__Aim of the exercise__. Copy out each line featuring the string "placeholder" from the entries beneath.

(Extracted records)
——————————

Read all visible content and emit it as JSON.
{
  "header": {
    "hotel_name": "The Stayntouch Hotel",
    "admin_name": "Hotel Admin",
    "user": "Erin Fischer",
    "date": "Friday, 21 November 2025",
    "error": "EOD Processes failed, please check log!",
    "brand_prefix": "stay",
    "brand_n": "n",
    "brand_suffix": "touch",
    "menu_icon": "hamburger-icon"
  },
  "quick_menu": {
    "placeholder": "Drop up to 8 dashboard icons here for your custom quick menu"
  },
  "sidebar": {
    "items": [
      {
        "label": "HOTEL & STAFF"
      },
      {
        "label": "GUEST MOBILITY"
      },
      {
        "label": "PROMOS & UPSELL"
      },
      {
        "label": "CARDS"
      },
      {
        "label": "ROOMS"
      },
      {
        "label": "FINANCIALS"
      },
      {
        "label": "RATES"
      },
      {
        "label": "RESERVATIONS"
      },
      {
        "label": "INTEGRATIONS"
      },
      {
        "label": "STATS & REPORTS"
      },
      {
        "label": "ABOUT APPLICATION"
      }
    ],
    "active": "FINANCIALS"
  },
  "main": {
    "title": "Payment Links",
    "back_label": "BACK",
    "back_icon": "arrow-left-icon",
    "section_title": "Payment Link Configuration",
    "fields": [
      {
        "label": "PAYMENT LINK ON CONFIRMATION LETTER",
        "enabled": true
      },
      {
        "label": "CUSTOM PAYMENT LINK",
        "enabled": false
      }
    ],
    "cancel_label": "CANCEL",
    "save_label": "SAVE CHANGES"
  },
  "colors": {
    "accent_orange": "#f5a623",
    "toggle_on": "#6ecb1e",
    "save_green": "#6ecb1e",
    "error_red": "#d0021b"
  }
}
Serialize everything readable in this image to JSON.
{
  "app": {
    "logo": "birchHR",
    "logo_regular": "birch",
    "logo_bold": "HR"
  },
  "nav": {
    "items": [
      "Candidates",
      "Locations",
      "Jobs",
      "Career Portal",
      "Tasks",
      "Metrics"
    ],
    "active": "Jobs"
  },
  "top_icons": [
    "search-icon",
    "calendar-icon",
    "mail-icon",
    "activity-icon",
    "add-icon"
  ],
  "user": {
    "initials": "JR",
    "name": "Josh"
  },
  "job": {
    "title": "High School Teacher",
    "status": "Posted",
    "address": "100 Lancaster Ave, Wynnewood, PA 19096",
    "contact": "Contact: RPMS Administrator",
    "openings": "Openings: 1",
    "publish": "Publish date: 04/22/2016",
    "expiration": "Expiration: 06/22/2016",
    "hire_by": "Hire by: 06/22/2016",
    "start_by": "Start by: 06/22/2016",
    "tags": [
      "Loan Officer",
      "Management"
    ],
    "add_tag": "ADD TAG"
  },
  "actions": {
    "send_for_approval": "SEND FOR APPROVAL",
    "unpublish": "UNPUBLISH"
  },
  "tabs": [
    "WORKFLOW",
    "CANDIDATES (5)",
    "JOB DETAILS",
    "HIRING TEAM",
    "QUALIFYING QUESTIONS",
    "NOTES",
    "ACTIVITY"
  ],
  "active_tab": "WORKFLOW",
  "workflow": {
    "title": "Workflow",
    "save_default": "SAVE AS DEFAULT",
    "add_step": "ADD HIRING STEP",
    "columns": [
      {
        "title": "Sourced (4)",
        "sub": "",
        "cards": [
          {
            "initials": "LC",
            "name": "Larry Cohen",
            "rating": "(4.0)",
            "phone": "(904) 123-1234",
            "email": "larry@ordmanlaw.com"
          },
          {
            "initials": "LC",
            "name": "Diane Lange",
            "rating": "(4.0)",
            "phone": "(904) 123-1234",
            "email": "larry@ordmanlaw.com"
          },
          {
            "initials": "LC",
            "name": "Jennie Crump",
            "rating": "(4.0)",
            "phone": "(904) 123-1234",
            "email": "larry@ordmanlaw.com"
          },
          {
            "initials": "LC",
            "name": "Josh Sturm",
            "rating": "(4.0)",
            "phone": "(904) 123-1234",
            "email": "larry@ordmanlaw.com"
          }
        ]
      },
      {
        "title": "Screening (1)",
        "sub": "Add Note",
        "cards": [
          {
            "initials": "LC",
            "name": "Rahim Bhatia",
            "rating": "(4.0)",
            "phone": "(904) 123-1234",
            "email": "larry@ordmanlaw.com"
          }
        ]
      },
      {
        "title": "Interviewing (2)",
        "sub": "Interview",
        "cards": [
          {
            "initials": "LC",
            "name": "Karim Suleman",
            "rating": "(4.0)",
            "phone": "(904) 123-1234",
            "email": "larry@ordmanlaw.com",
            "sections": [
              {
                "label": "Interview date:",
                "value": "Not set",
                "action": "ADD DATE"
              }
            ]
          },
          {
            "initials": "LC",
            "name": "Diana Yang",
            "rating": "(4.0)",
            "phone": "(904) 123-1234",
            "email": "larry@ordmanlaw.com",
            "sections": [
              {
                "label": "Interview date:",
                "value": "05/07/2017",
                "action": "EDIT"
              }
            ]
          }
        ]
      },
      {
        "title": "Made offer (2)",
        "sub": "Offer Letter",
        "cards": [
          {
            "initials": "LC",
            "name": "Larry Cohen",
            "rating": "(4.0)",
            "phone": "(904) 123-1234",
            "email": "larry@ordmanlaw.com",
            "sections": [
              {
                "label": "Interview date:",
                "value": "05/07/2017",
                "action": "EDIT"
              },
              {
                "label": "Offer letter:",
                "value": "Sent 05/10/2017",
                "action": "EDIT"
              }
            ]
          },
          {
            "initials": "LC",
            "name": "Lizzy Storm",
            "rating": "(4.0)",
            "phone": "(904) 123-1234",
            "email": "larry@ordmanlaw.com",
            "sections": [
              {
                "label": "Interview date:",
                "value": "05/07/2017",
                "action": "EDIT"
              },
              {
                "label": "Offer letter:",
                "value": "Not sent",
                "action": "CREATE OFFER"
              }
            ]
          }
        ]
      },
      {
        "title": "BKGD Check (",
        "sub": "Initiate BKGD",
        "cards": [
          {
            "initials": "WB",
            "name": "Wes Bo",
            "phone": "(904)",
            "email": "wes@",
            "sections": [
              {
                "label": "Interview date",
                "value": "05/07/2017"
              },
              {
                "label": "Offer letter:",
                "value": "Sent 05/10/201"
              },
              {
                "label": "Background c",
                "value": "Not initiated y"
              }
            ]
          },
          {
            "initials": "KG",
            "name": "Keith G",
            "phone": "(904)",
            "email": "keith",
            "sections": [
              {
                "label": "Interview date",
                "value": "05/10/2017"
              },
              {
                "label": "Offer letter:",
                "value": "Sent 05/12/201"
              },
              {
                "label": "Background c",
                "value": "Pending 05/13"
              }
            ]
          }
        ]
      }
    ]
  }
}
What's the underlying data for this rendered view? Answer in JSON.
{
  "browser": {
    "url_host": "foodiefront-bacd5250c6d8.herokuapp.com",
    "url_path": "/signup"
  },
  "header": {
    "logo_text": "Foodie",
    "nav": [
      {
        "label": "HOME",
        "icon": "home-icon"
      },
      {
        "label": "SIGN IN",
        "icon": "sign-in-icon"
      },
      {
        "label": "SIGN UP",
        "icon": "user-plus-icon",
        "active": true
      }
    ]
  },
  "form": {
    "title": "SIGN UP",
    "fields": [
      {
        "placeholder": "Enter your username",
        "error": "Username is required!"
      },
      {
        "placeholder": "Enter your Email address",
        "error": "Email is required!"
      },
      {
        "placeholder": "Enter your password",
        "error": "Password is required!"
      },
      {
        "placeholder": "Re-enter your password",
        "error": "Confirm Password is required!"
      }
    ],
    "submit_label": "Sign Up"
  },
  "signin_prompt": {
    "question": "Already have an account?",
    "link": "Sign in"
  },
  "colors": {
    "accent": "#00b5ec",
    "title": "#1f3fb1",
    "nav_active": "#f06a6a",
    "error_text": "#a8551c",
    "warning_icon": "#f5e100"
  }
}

——————————

__Task solution__.
    "placeholder": "Drop up to 8 dashboard icons here for your custom quick menu"
        "placeholder": "Enter your username",
        "placeholder": "Enter your Email address",
        "placeholder": "Enter your password",
        "placeholder": "Re-enter your password",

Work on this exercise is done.